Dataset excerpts
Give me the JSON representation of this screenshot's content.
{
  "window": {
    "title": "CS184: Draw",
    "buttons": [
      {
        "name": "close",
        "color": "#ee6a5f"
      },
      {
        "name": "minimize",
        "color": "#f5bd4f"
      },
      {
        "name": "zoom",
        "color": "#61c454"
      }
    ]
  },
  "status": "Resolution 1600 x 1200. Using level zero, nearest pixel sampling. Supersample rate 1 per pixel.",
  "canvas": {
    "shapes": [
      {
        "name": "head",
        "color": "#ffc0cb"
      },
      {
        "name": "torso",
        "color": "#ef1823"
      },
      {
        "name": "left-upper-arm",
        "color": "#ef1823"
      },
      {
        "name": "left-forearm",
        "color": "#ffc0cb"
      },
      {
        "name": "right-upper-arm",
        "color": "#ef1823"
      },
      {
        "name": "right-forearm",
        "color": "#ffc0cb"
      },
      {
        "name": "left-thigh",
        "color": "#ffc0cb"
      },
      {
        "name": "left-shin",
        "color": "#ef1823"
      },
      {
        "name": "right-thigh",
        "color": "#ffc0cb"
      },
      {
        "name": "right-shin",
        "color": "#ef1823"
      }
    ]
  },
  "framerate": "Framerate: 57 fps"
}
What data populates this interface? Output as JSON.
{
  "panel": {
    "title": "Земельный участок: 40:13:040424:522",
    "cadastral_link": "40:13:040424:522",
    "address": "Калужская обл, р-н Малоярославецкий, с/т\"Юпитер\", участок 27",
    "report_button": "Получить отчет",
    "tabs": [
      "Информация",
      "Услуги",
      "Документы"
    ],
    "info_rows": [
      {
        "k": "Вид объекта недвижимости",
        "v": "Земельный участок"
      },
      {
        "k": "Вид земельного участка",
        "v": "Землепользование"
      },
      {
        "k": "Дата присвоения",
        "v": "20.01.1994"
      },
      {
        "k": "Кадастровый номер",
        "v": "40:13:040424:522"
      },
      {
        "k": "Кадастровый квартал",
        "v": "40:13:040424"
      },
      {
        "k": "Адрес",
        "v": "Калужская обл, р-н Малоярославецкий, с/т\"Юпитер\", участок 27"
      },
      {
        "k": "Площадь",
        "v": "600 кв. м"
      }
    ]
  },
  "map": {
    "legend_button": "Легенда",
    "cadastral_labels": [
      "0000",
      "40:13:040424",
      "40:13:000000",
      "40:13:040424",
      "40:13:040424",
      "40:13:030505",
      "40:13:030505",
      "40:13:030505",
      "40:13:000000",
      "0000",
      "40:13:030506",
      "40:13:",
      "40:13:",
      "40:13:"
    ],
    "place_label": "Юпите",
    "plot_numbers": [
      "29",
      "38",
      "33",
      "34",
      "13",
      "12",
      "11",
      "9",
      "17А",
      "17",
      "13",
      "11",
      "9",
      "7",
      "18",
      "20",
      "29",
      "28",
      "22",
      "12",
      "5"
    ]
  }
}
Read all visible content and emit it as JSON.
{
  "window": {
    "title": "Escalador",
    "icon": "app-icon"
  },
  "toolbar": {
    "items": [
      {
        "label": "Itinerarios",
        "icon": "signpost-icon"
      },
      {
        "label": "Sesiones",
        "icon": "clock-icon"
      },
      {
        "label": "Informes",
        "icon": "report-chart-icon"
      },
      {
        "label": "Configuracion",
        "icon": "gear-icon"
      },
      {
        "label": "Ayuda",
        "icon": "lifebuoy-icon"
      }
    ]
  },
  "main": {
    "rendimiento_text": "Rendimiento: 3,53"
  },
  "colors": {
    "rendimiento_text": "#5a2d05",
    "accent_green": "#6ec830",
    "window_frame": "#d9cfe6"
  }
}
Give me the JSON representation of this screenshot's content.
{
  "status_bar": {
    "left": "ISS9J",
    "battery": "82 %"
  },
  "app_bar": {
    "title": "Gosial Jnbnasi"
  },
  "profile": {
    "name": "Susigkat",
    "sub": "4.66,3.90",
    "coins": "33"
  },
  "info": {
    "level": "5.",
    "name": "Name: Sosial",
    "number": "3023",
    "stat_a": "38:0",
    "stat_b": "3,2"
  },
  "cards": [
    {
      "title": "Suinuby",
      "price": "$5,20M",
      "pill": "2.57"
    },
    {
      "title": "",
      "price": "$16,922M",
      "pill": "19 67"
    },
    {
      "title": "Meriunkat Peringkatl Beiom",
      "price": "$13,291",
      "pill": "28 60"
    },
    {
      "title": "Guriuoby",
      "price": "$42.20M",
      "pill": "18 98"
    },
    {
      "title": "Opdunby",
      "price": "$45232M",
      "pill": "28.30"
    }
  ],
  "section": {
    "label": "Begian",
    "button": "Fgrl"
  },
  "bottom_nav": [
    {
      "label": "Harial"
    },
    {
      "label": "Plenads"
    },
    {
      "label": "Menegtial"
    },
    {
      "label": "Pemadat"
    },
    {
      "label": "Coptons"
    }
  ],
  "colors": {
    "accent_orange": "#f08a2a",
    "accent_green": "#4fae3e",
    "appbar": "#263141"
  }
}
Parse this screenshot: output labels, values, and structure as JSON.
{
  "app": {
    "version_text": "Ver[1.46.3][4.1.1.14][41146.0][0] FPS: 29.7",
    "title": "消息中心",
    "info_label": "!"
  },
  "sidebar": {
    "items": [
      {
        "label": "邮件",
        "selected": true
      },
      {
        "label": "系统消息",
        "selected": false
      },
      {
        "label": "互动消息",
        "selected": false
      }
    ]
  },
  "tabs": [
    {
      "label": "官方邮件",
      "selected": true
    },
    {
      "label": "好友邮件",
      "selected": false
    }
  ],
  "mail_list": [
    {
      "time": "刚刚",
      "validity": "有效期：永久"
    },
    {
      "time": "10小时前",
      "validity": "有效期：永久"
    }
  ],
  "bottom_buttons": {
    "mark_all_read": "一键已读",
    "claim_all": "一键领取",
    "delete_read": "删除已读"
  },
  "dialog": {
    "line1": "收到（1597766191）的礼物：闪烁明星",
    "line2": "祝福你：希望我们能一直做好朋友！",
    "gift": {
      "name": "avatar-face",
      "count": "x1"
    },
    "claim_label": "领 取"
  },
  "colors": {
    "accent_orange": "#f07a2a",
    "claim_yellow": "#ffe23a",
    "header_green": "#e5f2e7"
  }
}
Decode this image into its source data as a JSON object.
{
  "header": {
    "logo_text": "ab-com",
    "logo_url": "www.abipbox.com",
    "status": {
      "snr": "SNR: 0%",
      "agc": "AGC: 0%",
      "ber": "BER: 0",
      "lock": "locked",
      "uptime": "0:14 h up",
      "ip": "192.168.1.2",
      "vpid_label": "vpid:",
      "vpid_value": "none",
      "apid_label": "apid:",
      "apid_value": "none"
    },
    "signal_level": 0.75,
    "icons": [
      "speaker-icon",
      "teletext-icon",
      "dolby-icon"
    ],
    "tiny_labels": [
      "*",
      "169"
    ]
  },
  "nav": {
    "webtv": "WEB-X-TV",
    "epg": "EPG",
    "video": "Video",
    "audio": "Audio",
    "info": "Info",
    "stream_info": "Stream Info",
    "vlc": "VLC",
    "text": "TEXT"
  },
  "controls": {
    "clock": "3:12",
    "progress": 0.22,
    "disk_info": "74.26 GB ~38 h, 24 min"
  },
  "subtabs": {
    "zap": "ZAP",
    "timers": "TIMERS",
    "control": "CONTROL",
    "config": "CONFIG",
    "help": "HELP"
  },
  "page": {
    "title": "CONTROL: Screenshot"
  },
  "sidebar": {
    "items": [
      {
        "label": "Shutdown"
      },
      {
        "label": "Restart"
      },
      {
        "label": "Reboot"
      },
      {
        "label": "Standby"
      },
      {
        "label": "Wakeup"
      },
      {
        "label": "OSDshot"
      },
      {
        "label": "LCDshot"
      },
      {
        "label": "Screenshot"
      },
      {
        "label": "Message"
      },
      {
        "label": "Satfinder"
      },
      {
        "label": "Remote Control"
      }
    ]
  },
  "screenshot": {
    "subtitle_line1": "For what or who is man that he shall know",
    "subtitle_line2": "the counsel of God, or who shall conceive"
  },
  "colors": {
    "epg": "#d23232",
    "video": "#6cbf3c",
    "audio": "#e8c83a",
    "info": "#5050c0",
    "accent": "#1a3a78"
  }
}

The request:
For the listing above, identify each line bearing "Земельный".

Answer for this exercise:
    "title": "Земельный участок: 40:13:040424:522",
        "v": "Земельный участок"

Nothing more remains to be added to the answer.